RECORDS SHOWN:
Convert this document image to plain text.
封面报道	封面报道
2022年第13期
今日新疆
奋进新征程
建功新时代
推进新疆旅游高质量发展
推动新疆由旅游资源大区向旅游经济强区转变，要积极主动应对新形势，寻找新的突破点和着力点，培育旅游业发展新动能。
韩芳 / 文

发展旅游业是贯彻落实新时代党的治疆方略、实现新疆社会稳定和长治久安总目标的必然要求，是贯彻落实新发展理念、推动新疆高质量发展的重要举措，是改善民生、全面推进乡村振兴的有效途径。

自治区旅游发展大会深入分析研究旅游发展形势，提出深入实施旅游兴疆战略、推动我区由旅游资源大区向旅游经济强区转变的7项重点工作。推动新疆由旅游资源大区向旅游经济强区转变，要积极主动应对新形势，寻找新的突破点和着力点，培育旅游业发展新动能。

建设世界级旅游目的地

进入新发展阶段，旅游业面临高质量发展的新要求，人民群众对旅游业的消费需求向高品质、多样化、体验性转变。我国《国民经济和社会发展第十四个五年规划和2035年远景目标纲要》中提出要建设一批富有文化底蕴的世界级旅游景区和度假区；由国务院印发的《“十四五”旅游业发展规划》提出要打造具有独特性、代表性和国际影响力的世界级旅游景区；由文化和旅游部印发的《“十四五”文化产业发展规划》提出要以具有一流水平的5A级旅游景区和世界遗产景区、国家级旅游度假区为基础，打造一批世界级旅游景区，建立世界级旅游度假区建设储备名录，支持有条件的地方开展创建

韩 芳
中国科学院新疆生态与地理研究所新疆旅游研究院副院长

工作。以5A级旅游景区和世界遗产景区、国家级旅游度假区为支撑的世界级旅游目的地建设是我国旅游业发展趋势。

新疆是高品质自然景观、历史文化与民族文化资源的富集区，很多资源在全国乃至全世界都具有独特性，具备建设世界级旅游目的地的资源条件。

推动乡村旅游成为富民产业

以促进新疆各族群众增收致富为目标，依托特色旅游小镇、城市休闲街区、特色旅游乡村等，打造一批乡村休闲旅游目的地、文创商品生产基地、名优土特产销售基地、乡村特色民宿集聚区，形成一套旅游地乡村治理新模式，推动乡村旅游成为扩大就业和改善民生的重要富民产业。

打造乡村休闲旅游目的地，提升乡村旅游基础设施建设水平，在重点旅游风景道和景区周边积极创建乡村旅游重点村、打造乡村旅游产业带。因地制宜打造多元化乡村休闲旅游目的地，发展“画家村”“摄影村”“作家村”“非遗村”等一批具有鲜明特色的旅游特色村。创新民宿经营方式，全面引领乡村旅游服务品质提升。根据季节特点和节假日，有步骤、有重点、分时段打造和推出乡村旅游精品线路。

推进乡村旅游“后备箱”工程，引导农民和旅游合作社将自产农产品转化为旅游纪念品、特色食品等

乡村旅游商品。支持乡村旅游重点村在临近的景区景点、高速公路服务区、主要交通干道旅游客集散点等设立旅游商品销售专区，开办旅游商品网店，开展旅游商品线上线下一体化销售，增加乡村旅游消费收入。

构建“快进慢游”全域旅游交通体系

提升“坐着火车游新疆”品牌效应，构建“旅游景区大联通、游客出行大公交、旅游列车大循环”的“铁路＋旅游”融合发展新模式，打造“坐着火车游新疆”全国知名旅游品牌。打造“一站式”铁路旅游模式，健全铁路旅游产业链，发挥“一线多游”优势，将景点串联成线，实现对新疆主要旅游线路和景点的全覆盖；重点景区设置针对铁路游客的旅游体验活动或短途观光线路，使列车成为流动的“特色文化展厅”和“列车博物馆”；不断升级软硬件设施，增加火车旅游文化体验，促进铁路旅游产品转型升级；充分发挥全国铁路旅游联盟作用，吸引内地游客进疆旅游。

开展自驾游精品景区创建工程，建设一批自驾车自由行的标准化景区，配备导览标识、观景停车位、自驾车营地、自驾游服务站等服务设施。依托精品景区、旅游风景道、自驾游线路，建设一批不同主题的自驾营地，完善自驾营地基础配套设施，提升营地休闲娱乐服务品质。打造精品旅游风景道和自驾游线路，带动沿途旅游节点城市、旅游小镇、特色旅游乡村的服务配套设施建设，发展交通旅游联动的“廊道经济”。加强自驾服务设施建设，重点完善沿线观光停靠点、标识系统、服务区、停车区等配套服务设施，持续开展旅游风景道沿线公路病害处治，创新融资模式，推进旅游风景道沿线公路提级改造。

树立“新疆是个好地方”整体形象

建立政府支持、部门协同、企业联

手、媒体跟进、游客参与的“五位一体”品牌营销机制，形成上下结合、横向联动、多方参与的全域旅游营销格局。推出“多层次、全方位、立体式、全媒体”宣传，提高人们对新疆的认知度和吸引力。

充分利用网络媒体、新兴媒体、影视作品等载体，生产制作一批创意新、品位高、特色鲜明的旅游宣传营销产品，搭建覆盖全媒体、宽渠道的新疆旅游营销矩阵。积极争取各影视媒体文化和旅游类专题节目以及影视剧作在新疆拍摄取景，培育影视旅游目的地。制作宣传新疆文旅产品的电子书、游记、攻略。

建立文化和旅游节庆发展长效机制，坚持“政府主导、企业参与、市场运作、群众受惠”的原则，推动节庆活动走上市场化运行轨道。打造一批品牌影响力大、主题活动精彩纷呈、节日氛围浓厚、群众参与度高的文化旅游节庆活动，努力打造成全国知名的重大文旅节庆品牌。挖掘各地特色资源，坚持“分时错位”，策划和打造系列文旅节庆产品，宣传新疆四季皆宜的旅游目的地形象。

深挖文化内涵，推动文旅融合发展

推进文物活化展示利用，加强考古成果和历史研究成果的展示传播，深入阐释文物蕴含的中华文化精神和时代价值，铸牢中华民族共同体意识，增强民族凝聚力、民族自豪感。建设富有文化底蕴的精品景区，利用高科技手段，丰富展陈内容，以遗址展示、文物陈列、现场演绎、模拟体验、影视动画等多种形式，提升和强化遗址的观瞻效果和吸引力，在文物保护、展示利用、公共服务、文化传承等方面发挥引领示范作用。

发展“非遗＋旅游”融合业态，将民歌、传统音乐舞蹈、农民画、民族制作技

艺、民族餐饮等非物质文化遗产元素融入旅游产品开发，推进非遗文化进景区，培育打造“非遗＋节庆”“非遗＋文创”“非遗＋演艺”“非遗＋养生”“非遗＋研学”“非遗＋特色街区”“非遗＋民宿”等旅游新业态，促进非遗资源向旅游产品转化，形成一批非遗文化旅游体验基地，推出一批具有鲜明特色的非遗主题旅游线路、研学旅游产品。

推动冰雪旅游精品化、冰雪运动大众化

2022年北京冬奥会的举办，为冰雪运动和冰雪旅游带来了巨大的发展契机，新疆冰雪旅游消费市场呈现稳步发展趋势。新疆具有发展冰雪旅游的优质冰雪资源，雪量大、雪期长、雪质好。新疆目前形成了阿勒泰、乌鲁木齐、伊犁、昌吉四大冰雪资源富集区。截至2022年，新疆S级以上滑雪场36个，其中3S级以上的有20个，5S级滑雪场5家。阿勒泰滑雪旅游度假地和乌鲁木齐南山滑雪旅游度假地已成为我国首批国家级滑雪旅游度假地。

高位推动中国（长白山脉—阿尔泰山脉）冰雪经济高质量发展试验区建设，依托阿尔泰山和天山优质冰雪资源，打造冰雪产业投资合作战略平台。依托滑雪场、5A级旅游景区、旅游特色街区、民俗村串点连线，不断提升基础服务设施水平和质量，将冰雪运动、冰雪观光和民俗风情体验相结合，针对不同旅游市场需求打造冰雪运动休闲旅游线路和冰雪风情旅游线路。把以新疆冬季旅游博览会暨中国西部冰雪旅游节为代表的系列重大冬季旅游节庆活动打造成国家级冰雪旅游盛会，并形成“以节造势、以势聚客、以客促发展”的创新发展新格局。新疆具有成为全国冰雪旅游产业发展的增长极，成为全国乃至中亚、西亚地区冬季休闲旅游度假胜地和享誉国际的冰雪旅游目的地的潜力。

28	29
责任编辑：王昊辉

WHAT TO WORK ON: Wherever "要积极主动应对新形势" shows up in a line, copy that line.

ANSWER TO THE TASK:
推动新疆由旅游资源大区向旅游经济强区转变，要积极主动应对新形势，寻找新的突破点和着力点，培育旅游业发展新动能。
自治区旅游发展大会深入分析研究旅游发展形势，提出深入实施旅游兴疆战略、推动我区由旅游资源大区向旅游经济强区转变的7项重点工作。推动新疆由旅游资源大区向旅游经济强区转变，要积极主动应对新形势，寻找新的突破点和着力点，培育旅游业发展新动能。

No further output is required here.